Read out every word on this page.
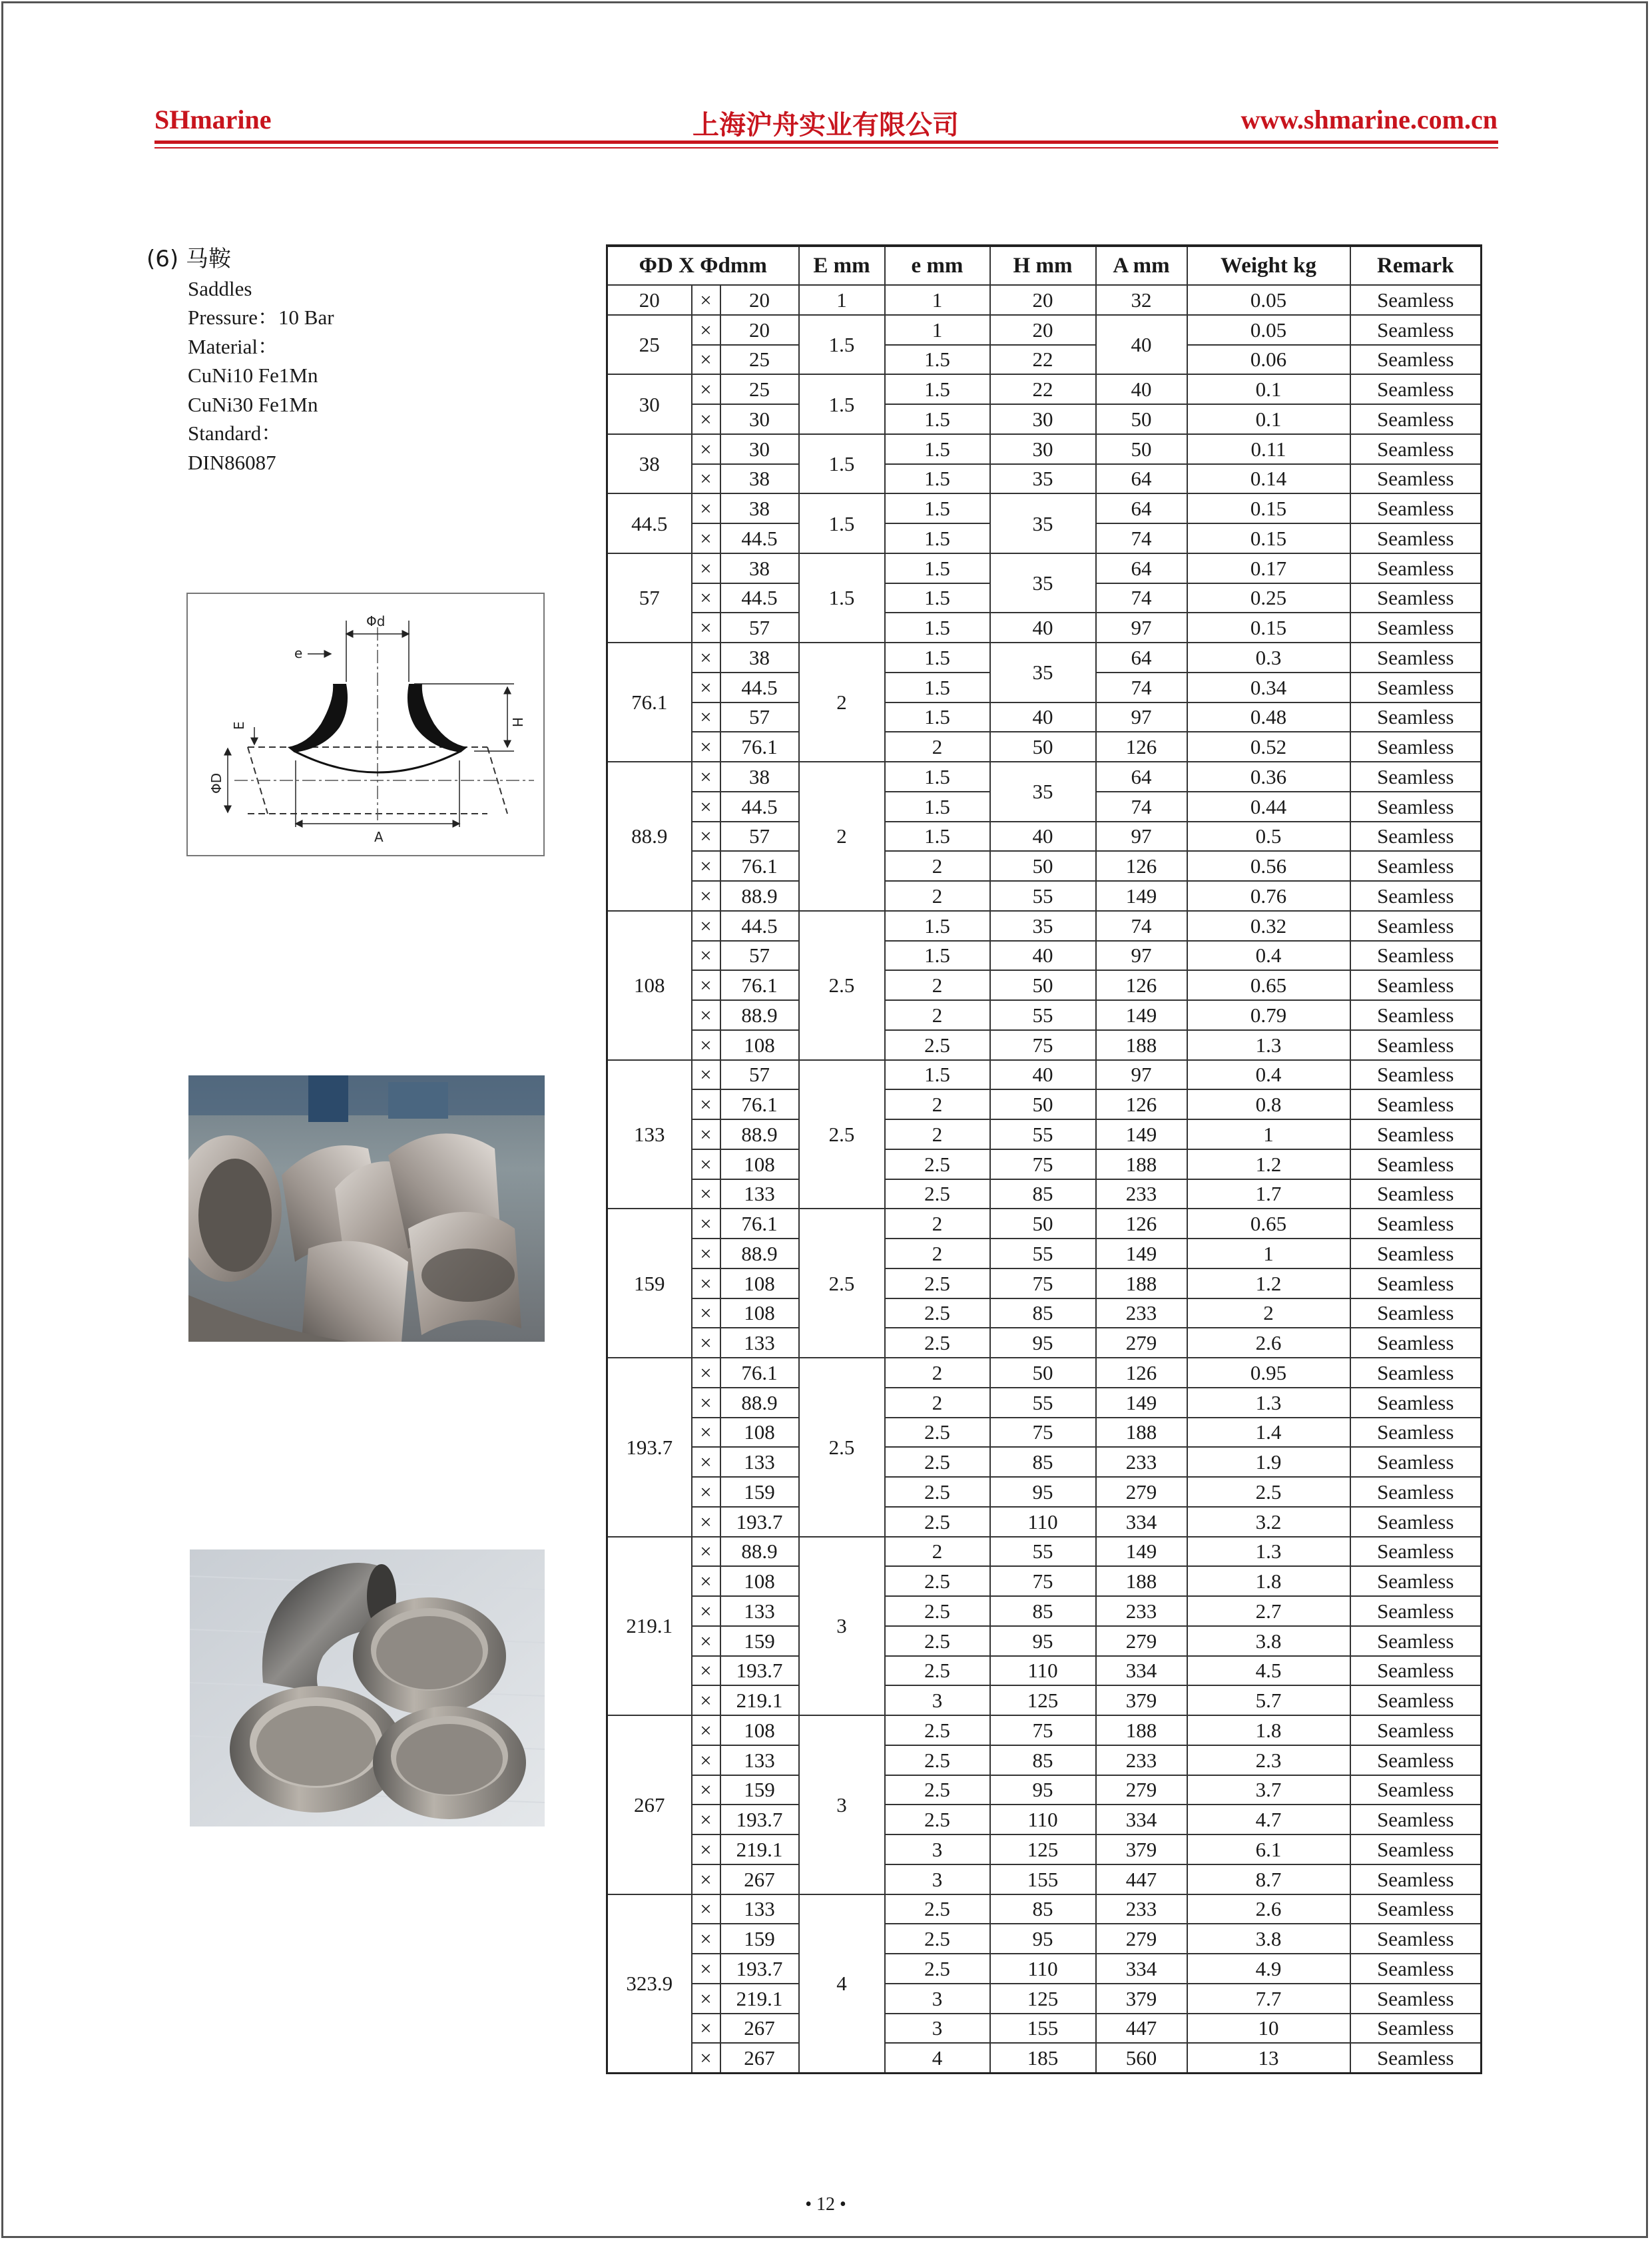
SHmarine	上海沪舟实业有限公司	www.shmarine.com.cn
(6) 马鞍
Saddles
Pressure：10 Bar
Material：
CuNi10 Fe1Mn
CuNi30 Fe1Mn
Standard：
DIN86087
Φd
e
H
E
ΦD
A
ΦD X Φdmm			E mm	e mm	H mm	A mm	Weight kg	Remark
20	×	20	1	1	20	32	0.05	Seamless
25	×	20	1.5	1	20	40	0.05	Seamless
	×	25		1.5	22		0.06	Seamless
30	×	25	1.5	1.5	22	40	0.1	Seamless
	×	30		1.5	30	50	0.1	Seamless
38	×	30	1.5	1.5	30	50	0.11	Seamless
	×	38		1.5	35	64	0.14	Seamless
44.5	×	38	1.5	1.5	35	64	0.15	Seamless
	×	44.5		1.5		74	0.15	Seamless
57	×	38	1.5	1.5	35	64	0.17	Seamless
	×	44.5		1.5		74	0.25	Seamless
	×	57		1.5	40	97	0.15	Seamless
76.1	×	38	2	1.5	35	64	0.3	Seamless
	×	44.5		1.5		74	0.34	Seamless
	×	57		1.5	40	97	0.48	Seamless
	×	76.1		2	50	126	0.52	Seamless
88.9	×	38	2	1.5	35	64	0.36	Seamless
	×	44.5		1.5		74	0.44	Seamless
	×	57		1.5	40	97	0.5	Seamless
	×	76.1		2	50	126	0.56	Seamless
	×	88.9		2	55	149	0.76	Seamless
108	×	44.5	2.5	1.5	35	74	0.32	Seamless
	×	57		1.5	40	97	0.4	Seamless
	×	76.1		2	50	126	0.65	Seamless
	×	88.9		2	55	149	0.79	Seamless
	×	108		2.5	75	188	1.3	Seamless
133	×	57	2.5	1.5	40	97	0.4	Seamless
	×	76.1		2	50	126	0.8	Seamless
	×	88.9		2	55	149	1	Seamless
	×	108		2.5	75	188	1.2	Seamless
	×	133		2.5	85	233	1.7	Seamless
159	×	76.1	2.5	2	50	126	0.65	Seamless
	×	88.9		2	55	149	1	Seamless
	×	108		2.5	75	188	1.2	Seamless
	×	108		2.5	85	233	2	Seamless
	×	133		2.5	95	279	2.6	Seamless
193.7	×	76.1	2.5	2	50	126	0.95	Seamless
	×	88.9		2	55	149	1.3	Seamless
	×	108		2.5	75	188	1.4	Seamless
	×	133		2.5	85	233	1.9	Seamless
	×	159		2.5	95	279	2.5	Seamless
	×	193.7		2.5	110	334	3.2	Seamless
219.1	×	88.9	3	2	55	149	1.3	Seamless
	×	108		2.5	75	188	1.8	Seamless
	×	133		2.5	85	233	2.7	Seamless
	×	159		2.5	95	279	3.8	Seamless
	×	193.7		2.5	110	334	4.5	Seamless
	×	219.1		3	125	379	5.7	Seamless
267	×	108	3	2.5	75	188	1.8	Seamless
	×	133		2.5	85	233	2.3	Seamless
	×	159		2.5	95	279	3.7	Seamless
	×	193.7		2.5	110	334	4.7	Seamless
	×	219.1		3	125	379	6.1	Seamless
	×	267		3	155	447	8.7	Seamless
323.9	×	133	4	2.5	85	233	2.6	Seamless
	×	159		2.5	95	279	3.8	Seamless
	×	193.7		2.5	110	334	4.9	Seamless
	×	219.1		3	125	379	7.7	Seamless
	×	267		3	155	447	10	Seamless
	×	267		4	185	560	13	Seamless
• 12 •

.....

**YOUR GOAL:** Leave the pictures out and reproduce each record exactly as written.

**COMPLETED EXERCISE:**
Read out every word on this page.
SHmarine	上海沪舟实业有限公司	www.shmarine.com.cn
(6) 马鞍
Saddles
Pressure：10 Bar
Material：
CuNi10 Fe1Mn
CuNi30 Fe1Mn
Standard：
DIN86087
Φd
e
H
E
ΦD
A
ΦD X Φdmm			E mm	e mm	H mm	A mm	Weight kg	Remark
20	×	20	1	1	20	32	0.05	Seamless
25	×	20	1.5	1	20	40	0.05	Seamless
	×	25		1.5	22		0.06	Seamless
30	×	25	1.5	1.5	22	40	0.1	Seamless
	×	30		1.5	30	50	0.1	Seamless
38	×	30	1.5	1.5	30	50	0.11	Seamless
	×	38		1.5	35	64	0.14	Seamless
44.5	×	38	1.5	1.5	35	64	0.15	Seamless
	×	44.5		1.5		74	0.15	Seamless
57	×	38	1.5	1.5	35	64	0.17	Seamless
	×	44.5		1.5		74	0.25	Seamless
	×	57		1.5	40	97	0.15	Seamless
76.1	×	38	2	1.5	35	64	0.3	Seamless
	×	44.5		1.5		74	0.34	Seamless
	×	57		1.5	40	97	0.48	Seamless
	×	76.1		2	50	126	0.52	Seamless
88.9	×	38	2	1.5	35	64	0.36	Seamless
	×	44.5		1.5		74	0.44	Seamless
	×	57		1.5	40	97	0.5	Seamless
	×	76.1		2	50	126	0.56	Seamless
	×	88.9		2	55	149	0.76	Seamless
108	×	44.5	2.5	1.5	35	74	0.32	Seamless
	×	57		1.5	40	97	0.4	Seamless
	×	76.1		2	50	126	0.65	Seamless
	×	88.9		2	55	149	0.79	Seamless
	×	108		2.5	75	188	1.3	Seamless
133	×	57	2.5	1.5	40	97	0.4	Seamless
	×	76.1		2	50	126	0.8	Seamless
	×	88.9		2	55	149	1	Seamless
	×	108		2.5	75	188	1.2	Seamless
	×	133		2.5	85	233	1.7	Seamless
159	×	76.1	2.5	2	50	126	0.65	Seamless
	×	88.9		2	55	149	1	Seamless
	×	108		2.5	75	188	1.2	Seamless
	×	108		2.5	85	233	2	Seamless
	×	133		2.5	95	279	2.6	Seamless
193.7	×	76.1	2.5	2	50	126	0.95	Seamless
	×	88.9		2	55	149	1.3	Seamless
	×	108		2.5	75	188	1.4	Seamless
	×	133		2.5	85	233	1.9	Seamless
	×	159		2.5	95	279	2.5	Seamless
	×	193.7		2.5	110	334	3.2	Seamless
219.1	×	88.9	3	2	55	149	1.3	Seamless
	×	108		2.5	75	188	1.8	Seamless
	×	133		2.5	85	233	2.7	Seamless
	×	159		2.5	95	279	3.8	Seamless
	×	193.7		2.5	110	334	4.5	Seamless
	×	219.1		3	125	379	5.7	Seamless
267	×	108	3	2.5	75	188	1.8	Seamless
	×	133		2.5	85	233	2.3	Seamless
	×	159		2.5	95	279	3.7	Seamless
	×	193.7		2.5	110	334	4.7	Seamless
	×	219.1		3	125	379	6.1	Seamless
	×	267		3	155	447	8.7	Seamless
323.9	×	133	4	2.5	85	233	2.6	Seamless
	×	159		2.5	95	279	3.8	Seamless
	×	193.7		2.5	110	334	4.9	Seamless
	×	219.1		3	125	379	7.7	Seamless
	×	267		3	155	447	10	Seamless
	×	267		4	185	560	13	Seamless
• 12 •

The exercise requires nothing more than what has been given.